- [Stated task] Exactly as written, print each record in the listing.

....

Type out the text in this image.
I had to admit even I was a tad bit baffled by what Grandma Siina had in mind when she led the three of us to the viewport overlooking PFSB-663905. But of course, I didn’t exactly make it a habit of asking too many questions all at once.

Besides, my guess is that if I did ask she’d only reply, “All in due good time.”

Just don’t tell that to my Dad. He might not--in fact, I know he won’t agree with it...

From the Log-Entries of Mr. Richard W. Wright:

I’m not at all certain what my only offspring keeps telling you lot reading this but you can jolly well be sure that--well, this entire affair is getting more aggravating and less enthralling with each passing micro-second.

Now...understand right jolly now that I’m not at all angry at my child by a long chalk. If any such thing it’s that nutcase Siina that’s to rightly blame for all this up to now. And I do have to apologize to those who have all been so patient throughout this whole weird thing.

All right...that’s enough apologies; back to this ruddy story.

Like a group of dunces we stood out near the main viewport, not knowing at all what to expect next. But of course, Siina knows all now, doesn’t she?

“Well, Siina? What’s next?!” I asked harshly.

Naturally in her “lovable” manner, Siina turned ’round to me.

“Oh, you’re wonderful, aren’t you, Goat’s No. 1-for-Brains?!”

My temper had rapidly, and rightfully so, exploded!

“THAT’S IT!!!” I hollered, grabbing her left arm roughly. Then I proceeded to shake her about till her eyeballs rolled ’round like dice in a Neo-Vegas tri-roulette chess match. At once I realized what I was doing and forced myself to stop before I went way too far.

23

....

- [Full answer]
Type out the text in this image.
I had to admit even I was a tad bit baffled by what Grandma Siina had in mind when she led the three of us to the viewport overlooking PFSB-663905. But of course, I didn’t exactly make it a habit of asking too many questions all at once.

Besides, my guess is that if I did ask she’d only reply, “All in due good time.”

Just don’t tell that to my Dad. He might not--in fact, I know he won’t agree with it...

From the Log-Entries of Mr. Richard W. Wright:

I’m not at all certain what my only offspring keeps telling you lot reading this but you can jolly well be sure that--well, this entire affair is getting more aggravating and less enthralling with each passing micro-second.

Now...understand right jolly now that I’m not at all angry at my child by a long chalk. If any such thing it’s that nutcase Siina that’s to rightly blame for all this up to now. And I do have to apologize to those who have all been so patient throughout this whole weird thing.

All right...that’s enough apologies; back to this ruddy story.

Like a group of dunces we stood out near the main viewport, not knowing at all what to expect next. But of course, Siina knows all now, doesn’t she?

“Well, Siina? What’s next?!” I asked harshly.

Naturally in her “lovable” manner, Siina turned ’round to me.

“Oh, you’re wonderful, aren’t you, Goat’s No. 1-for-Brains?!”

My temper had rapidly, and rightfully so, exploded!

“THAT’S IT!!!” I hollered, grabbing her left arm roughly. Then I proceeded to shake her about till her eyeballs rolled ’round like dice in a Neo-Vegas tri-roulette chess match. At once I realized what I was doing and forced myself to stop before I went way too far.

23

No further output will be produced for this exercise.